**Aim**
Filter this data down to the lines that hold "name", and copy them.

-------- Material --------

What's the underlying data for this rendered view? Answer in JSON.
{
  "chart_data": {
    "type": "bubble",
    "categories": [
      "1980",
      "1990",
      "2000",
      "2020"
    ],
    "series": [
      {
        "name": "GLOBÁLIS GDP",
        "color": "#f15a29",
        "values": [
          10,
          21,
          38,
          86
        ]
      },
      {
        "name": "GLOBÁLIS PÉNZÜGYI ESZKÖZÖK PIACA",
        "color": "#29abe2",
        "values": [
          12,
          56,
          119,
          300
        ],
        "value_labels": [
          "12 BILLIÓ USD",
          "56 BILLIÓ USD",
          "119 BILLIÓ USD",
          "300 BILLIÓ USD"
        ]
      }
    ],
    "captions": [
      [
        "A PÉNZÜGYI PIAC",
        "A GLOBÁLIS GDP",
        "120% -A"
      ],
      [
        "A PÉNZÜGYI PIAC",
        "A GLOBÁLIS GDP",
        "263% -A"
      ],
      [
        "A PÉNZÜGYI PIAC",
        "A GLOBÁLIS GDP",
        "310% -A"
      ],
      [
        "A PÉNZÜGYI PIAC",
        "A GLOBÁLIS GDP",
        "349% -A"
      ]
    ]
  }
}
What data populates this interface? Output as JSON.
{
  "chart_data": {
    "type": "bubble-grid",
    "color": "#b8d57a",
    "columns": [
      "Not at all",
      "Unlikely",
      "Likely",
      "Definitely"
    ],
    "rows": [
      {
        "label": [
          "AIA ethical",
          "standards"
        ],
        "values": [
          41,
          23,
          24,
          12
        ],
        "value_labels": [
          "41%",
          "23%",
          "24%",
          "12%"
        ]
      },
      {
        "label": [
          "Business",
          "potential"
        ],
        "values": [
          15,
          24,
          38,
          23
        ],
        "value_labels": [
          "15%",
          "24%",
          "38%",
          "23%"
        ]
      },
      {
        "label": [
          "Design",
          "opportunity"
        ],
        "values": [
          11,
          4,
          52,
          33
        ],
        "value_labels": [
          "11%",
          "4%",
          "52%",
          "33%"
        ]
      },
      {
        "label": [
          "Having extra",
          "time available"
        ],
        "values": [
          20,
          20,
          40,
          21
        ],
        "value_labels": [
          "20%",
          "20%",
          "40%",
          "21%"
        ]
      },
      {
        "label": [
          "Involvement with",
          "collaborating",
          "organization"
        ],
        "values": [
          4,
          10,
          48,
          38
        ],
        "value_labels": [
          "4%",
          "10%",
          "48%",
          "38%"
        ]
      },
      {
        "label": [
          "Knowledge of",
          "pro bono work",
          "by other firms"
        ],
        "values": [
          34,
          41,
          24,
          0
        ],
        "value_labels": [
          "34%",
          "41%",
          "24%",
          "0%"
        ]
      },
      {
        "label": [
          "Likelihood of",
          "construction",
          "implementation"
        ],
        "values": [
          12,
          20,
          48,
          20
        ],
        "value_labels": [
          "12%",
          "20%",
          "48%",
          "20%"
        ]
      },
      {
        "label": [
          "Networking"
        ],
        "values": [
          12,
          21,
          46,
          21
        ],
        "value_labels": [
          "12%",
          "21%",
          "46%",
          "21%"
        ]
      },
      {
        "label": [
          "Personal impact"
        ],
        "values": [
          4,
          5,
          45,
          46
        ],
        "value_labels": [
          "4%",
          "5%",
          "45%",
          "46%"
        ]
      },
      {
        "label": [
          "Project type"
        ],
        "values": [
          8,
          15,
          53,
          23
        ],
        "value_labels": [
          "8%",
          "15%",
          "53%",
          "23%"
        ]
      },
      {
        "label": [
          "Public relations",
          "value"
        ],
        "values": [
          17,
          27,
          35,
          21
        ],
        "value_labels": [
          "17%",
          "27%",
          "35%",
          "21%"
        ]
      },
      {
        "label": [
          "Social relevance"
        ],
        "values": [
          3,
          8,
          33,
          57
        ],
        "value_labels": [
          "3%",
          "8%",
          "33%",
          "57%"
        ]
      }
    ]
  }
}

--------

**Result**
        "name": "GLOBÁLIS GDP",
        "name": "GLOBÁLIS PÉNZÜGYI ESZKÖZÖK PIACA",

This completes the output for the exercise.